### Objective
Count lines with the string "abbr" in them. State the number alone.

### Given entries
*-*-*

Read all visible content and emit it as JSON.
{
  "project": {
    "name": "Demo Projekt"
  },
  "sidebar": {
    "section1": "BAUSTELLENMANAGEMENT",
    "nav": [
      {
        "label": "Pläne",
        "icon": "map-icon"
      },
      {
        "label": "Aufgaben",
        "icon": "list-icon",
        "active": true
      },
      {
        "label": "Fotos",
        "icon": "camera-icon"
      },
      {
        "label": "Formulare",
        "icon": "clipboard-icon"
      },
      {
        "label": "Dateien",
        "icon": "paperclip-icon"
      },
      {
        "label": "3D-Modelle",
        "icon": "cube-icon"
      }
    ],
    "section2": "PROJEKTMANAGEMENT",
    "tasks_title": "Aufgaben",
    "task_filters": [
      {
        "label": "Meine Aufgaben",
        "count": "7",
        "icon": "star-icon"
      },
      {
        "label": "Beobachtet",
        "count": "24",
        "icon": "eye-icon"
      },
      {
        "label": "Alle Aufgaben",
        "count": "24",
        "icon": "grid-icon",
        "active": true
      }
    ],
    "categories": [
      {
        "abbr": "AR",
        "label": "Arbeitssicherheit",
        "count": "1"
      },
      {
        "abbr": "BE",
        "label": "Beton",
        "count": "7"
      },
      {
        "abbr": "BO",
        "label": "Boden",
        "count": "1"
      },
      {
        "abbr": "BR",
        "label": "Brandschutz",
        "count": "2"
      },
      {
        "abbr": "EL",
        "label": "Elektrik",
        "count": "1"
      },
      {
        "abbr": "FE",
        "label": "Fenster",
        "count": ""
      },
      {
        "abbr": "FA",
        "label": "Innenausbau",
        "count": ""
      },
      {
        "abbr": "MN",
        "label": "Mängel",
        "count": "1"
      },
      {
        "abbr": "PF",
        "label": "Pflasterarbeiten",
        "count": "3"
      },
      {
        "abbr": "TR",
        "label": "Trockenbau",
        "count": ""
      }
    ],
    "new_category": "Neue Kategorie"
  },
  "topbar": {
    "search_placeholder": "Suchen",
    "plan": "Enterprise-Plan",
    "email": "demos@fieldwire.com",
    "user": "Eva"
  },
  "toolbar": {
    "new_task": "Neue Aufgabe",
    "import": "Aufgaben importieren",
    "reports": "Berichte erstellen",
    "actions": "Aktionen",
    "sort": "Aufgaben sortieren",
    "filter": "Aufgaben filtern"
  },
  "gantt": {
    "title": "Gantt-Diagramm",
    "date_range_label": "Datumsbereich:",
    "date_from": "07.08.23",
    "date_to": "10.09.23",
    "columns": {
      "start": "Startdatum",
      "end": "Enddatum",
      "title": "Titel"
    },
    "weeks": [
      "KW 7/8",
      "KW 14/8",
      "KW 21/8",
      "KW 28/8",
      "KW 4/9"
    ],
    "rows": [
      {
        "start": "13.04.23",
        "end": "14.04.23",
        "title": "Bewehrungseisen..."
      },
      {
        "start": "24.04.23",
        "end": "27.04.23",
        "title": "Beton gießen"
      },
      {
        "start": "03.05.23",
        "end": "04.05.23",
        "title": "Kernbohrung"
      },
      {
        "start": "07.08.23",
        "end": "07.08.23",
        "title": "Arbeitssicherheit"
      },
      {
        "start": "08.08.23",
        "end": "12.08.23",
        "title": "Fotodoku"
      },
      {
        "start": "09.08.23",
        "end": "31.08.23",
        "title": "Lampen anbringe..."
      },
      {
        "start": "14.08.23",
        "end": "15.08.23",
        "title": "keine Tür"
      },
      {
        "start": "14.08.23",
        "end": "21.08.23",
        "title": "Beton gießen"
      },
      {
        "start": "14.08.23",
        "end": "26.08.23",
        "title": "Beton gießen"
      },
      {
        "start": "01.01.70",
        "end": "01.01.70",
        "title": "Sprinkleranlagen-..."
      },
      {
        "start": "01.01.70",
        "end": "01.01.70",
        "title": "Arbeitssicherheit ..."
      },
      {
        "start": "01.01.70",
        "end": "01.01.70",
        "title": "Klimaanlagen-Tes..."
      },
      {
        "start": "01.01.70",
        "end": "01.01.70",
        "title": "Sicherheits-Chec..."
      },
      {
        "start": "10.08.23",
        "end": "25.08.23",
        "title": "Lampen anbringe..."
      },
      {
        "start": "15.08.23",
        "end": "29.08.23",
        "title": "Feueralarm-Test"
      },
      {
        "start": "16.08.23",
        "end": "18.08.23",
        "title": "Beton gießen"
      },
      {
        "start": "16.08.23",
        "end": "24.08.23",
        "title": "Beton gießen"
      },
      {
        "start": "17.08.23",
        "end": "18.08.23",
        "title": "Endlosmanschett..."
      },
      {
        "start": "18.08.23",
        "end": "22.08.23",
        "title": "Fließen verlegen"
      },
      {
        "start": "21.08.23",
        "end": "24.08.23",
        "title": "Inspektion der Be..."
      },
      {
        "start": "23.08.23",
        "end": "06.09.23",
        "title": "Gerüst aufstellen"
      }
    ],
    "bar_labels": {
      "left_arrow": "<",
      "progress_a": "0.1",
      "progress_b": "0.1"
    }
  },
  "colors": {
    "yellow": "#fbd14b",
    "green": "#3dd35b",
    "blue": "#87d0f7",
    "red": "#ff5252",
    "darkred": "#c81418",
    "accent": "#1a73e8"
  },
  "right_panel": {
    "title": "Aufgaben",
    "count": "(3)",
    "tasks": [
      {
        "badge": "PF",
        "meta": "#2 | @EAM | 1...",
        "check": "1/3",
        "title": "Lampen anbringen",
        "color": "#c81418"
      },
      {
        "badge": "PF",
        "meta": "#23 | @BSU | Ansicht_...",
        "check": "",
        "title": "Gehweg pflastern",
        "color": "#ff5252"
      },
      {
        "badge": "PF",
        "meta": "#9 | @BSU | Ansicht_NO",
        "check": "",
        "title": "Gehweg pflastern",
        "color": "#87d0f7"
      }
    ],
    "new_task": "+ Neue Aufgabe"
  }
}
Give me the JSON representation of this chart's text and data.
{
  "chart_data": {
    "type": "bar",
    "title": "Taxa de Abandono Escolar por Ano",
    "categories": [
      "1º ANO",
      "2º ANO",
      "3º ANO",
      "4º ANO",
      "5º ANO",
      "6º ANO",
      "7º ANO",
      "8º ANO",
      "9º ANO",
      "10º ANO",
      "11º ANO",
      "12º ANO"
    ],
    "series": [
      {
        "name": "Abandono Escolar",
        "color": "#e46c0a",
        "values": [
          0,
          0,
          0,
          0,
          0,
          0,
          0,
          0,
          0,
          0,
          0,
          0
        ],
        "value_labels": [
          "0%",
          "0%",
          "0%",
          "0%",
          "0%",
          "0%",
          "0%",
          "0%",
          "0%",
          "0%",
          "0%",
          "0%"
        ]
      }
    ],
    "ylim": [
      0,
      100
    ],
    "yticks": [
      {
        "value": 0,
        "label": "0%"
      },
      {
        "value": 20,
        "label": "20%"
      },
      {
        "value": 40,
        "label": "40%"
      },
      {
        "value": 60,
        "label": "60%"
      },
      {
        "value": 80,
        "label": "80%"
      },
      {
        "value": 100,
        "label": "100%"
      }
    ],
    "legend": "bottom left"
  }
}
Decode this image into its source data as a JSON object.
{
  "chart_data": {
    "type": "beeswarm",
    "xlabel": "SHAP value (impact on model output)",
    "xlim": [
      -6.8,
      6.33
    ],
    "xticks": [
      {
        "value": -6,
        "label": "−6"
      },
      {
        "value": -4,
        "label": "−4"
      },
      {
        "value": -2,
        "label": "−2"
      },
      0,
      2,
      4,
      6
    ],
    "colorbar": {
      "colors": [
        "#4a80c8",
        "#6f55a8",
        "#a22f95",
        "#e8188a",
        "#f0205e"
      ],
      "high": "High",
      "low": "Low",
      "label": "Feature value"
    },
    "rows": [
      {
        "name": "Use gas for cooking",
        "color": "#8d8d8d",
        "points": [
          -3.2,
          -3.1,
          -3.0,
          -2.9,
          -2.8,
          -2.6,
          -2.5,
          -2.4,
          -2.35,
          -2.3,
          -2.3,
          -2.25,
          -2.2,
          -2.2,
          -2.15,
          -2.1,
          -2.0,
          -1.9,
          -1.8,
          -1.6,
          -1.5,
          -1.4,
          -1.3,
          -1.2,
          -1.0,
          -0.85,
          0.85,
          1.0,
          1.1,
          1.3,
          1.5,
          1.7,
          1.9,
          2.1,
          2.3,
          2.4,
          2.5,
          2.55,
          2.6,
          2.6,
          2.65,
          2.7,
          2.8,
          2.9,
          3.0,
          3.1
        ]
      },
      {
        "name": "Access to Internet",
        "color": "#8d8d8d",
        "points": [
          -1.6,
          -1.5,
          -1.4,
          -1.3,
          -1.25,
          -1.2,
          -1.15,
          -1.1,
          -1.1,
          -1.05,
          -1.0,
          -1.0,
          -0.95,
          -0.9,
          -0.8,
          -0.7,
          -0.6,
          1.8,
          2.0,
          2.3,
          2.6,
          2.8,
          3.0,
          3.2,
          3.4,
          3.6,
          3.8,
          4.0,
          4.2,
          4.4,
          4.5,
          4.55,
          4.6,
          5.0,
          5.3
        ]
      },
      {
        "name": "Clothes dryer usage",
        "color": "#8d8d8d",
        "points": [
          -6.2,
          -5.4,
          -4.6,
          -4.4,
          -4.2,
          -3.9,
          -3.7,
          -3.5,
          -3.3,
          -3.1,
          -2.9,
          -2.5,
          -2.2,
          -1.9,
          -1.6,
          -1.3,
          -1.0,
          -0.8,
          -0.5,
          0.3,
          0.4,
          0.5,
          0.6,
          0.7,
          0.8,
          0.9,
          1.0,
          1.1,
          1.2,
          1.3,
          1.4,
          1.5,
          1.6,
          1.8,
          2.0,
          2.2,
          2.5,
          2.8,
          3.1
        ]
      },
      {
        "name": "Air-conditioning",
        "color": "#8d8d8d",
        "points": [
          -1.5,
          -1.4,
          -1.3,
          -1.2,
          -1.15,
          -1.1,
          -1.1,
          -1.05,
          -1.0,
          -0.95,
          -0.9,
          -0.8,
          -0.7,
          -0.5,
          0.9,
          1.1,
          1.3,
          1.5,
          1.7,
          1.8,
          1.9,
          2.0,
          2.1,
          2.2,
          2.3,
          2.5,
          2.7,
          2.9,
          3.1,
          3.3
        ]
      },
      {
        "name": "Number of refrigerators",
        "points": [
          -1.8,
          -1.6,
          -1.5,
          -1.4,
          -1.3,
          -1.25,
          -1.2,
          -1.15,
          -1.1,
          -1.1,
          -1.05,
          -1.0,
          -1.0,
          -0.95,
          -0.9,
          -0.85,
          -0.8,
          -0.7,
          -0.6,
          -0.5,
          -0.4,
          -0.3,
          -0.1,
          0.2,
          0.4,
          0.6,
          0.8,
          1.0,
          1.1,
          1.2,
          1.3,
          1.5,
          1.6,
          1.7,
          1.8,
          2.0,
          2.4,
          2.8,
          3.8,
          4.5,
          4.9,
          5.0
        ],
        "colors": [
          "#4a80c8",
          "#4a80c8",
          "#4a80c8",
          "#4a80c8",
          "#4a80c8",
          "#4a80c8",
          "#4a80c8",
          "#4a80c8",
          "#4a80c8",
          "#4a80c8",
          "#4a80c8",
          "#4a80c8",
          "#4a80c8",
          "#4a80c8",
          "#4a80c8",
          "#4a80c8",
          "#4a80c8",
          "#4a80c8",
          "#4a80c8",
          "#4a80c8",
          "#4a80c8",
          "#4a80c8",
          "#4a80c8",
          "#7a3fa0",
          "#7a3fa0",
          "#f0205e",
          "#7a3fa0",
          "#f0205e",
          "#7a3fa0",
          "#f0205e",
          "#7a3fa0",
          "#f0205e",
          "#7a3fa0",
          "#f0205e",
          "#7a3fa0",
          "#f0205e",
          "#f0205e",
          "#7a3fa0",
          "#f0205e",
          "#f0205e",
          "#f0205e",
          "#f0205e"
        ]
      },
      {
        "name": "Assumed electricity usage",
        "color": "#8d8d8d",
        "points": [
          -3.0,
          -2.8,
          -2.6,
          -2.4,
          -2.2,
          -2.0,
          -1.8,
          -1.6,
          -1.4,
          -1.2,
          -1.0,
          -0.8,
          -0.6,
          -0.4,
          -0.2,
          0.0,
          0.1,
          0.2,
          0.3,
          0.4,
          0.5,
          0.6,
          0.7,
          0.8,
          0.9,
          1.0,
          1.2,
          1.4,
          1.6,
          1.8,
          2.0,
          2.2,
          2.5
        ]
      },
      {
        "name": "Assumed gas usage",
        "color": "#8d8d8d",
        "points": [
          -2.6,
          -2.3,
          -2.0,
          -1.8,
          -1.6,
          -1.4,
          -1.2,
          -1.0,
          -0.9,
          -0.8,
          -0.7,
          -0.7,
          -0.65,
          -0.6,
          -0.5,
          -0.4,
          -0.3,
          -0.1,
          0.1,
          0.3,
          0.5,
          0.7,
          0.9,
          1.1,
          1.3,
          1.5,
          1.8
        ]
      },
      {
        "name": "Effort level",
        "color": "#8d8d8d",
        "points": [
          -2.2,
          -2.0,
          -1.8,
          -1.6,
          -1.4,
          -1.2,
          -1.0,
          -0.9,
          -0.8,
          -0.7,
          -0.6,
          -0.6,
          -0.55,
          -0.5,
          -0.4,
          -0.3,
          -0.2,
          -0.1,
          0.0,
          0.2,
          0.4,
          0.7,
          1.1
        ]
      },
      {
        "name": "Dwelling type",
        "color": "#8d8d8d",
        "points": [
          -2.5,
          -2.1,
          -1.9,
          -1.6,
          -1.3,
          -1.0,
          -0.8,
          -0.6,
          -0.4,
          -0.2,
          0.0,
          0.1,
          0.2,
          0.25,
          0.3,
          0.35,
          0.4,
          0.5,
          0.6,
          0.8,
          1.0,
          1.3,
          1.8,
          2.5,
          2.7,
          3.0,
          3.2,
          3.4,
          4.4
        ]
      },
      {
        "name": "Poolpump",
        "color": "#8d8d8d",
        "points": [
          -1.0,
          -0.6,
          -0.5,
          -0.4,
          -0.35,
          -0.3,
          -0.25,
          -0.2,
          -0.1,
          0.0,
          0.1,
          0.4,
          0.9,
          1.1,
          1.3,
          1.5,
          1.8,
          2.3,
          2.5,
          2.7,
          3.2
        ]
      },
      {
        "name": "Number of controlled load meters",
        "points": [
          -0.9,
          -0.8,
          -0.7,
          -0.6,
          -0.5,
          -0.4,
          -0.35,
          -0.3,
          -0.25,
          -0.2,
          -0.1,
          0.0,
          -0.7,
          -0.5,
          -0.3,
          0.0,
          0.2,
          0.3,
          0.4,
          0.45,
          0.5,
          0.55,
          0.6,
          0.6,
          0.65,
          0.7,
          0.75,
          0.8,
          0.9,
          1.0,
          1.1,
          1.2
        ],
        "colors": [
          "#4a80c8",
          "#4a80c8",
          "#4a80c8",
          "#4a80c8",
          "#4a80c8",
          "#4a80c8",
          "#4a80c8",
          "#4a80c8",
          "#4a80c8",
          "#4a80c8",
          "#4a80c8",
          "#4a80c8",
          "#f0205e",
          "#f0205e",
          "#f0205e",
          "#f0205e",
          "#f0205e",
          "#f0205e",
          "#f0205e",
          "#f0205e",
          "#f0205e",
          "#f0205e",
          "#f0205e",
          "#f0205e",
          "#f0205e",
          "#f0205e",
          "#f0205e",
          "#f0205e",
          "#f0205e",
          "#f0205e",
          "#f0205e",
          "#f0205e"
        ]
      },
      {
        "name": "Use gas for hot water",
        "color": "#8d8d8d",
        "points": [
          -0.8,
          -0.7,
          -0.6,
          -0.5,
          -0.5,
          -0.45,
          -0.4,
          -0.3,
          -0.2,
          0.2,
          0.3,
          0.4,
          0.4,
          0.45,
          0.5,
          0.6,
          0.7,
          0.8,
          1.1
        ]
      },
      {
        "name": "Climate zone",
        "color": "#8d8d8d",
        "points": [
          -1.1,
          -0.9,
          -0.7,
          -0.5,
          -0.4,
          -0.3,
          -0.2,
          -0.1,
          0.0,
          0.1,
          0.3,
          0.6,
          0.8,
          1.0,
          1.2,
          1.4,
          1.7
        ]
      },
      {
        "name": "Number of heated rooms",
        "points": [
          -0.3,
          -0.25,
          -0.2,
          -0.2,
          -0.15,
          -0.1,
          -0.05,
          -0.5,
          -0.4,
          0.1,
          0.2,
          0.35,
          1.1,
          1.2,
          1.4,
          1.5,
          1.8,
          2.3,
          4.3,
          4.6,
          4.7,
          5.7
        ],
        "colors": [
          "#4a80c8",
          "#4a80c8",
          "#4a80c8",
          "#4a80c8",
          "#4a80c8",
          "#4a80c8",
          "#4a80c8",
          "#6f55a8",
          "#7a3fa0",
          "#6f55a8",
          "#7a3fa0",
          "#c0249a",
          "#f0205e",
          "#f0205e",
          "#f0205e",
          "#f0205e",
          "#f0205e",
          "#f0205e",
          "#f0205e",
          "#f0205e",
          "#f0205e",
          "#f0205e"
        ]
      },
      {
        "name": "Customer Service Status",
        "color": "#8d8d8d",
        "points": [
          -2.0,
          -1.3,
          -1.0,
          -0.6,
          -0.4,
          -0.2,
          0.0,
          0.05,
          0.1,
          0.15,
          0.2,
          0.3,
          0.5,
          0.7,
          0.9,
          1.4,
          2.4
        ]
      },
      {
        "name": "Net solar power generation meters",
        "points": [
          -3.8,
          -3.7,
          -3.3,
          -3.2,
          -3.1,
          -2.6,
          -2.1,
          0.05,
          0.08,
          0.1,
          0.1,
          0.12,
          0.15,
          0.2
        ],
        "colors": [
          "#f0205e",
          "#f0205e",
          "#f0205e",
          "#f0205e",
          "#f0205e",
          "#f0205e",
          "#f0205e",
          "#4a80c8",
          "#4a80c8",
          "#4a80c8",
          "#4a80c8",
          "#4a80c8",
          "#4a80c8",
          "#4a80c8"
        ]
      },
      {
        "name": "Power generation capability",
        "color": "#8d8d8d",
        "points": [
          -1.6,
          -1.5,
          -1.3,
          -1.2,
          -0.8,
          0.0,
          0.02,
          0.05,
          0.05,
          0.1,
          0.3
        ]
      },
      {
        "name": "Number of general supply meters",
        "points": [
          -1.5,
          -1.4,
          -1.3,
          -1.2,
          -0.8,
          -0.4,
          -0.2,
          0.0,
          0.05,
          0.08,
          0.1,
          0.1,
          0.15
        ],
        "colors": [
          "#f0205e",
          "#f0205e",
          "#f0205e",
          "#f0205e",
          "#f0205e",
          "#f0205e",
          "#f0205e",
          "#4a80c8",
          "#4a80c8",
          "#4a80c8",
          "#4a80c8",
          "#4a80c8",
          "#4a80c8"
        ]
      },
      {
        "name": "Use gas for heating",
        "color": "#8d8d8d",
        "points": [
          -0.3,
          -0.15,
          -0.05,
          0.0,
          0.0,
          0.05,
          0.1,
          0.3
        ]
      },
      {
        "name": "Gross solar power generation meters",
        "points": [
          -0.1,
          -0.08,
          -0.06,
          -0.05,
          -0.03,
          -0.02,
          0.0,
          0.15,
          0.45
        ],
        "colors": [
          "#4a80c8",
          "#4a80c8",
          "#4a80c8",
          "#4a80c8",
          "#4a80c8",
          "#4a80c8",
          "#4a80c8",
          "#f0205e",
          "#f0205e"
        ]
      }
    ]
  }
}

*-*-*

### Reply to the task
10